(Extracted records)
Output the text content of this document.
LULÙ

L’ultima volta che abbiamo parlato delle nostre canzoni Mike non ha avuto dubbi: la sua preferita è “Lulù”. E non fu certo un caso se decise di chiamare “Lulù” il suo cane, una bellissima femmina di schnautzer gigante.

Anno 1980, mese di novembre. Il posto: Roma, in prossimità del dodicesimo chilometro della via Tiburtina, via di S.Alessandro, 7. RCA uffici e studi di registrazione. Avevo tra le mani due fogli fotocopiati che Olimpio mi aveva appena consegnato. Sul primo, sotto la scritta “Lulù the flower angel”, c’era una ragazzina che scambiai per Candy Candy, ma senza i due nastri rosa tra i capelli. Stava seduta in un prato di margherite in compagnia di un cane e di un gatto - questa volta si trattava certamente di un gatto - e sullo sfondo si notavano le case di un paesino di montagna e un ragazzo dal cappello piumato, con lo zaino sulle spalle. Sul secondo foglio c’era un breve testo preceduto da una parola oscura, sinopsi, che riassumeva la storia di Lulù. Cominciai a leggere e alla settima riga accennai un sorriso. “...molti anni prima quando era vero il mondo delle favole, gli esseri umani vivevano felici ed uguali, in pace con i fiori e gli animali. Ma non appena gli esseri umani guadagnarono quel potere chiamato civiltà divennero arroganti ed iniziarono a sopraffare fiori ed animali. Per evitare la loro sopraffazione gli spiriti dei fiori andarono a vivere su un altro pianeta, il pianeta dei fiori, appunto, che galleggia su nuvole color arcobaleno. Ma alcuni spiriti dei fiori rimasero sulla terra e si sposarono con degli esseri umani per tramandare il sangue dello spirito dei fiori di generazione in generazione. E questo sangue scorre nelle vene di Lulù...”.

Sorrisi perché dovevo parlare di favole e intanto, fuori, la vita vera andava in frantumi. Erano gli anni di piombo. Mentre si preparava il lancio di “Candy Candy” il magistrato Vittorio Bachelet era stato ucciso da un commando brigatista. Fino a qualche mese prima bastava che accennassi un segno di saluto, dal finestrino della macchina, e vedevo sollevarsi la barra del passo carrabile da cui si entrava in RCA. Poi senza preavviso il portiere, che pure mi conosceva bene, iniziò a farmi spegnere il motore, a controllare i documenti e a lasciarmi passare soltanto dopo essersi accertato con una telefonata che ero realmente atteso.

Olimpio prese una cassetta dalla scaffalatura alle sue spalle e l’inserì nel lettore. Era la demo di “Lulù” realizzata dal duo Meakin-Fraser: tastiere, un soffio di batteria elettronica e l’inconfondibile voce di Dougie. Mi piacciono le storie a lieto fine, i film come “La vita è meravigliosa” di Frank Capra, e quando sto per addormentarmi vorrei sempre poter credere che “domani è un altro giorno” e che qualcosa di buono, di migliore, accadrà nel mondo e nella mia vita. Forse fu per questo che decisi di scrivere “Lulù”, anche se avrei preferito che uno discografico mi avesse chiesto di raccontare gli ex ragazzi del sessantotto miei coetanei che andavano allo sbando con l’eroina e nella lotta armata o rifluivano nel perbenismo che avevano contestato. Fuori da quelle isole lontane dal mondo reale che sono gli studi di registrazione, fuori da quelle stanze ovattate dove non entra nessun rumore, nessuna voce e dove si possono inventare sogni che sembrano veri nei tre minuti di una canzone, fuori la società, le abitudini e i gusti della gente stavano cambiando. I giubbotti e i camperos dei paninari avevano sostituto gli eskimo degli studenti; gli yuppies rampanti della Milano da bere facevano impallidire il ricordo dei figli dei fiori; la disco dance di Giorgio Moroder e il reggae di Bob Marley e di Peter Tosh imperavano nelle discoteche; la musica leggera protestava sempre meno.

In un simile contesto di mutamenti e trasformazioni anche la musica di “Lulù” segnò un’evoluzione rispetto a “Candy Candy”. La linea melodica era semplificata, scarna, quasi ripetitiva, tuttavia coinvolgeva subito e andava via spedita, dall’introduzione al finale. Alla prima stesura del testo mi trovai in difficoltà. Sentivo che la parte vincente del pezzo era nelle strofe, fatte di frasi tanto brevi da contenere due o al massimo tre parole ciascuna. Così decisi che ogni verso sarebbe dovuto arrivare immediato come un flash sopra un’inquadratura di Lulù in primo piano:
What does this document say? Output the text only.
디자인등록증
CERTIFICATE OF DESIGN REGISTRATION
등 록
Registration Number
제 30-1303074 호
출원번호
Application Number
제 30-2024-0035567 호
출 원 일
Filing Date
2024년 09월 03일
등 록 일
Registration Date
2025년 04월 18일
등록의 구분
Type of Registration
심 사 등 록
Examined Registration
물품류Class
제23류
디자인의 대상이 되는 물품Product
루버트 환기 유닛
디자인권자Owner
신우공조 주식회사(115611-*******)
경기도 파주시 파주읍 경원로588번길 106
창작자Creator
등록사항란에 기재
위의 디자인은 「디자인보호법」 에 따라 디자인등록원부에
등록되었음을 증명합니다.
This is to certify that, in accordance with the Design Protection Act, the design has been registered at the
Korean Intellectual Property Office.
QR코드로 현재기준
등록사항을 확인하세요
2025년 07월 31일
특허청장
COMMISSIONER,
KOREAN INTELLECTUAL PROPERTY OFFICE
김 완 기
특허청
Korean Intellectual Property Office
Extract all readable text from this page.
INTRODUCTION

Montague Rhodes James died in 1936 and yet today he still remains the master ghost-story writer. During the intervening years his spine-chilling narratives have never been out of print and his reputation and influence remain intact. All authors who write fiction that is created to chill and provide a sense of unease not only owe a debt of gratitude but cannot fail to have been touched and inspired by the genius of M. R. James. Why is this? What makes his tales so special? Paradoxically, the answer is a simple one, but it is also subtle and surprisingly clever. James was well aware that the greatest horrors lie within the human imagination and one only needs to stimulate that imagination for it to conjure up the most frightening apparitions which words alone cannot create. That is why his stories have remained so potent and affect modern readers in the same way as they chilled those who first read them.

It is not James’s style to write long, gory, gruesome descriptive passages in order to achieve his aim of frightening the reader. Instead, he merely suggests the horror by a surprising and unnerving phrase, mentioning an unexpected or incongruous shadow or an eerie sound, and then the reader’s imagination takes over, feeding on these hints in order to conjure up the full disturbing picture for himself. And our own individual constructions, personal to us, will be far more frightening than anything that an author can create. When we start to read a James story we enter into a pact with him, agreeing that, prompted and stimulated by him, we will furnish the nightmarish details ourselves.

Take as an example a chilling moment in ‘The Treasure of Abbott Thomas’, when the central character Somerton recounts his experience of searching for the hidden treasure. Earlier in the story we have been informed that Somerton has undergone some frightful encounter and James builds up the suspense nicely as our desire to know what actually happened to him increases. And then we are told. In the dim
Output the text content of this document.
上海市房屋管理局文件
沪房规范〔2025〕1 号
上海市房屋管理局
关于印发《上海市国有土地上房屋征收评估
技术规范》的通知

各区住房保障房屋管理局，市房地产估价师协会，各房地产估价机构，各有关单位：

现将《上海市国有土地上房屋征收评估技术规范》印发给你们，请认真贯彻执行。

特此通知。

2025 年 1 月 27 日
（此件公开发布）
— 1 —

### Written exercise
Give the count of lines holding the word "text", with no other words.

### Completed exercise
4